Print each line of the listing once more, precisely as given.

(Data excerpts)
* Begin *

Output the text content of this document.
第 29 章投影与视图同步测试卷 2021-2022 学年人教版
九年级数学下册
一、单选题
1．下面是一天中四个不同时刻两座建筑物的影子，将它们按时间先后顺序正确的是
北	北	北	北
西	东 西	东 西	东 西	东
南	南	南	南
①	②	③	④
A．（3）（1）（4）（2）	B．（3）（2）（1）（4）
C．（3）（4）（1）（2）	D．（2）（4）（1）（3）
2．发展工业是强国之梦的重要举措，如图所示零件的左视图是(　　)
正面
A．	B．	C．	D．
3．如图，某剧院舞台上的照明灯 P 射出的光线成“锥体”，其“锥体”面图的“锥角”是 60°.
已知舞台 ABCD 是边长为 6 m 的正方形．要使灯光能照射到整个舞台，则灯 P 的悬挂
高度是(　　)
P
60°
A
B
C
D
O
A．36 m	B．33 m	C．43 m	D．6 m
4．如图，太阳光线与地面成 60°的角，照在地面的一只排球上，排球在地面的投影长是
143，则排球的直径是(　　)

* End *

# Answer in full:
Output the text content of this document.
第 29 章投影与视图同步测试卷 2021-2022 学年人教版
九年级数学下册
一、单选题
1．下面是一天中四个不同时刻两座建筑物的影子，将它们按时间先后顺序正确的是
北	北	北	北
西	东 西	东 西	东 西	东
南	南	南	南
①	②	③	④
A．（3）（1）（4）（2）	B．（3）（2）（1）（4）
C．（3）（4）（1）（2）	D．（2）（4）（1）（3）
2．发展工业是强国之梦的重要举措，如图所示零件的左视图是(　　)
正面
A．	B．	C．	D．
3．如图，某剧院舞台上的照明灯 P 射出的光线成“锥体”，其“锥体”面图的“锥角”是 60°.
已知舞台 ABCD 是边长为 6 m 的正方形．要使灯光能照射到整个舞台，则灯 P 的悬挂
高度是(　　)
P
60°
A
B
C
D
O
A．36 m	B．33 m	C．43 m	D．6 m
4．如图，太阳光线与地面成 60°的角，照在地面的一只排球上，排球在地面的投影长是
143，则排球的直径是(　　)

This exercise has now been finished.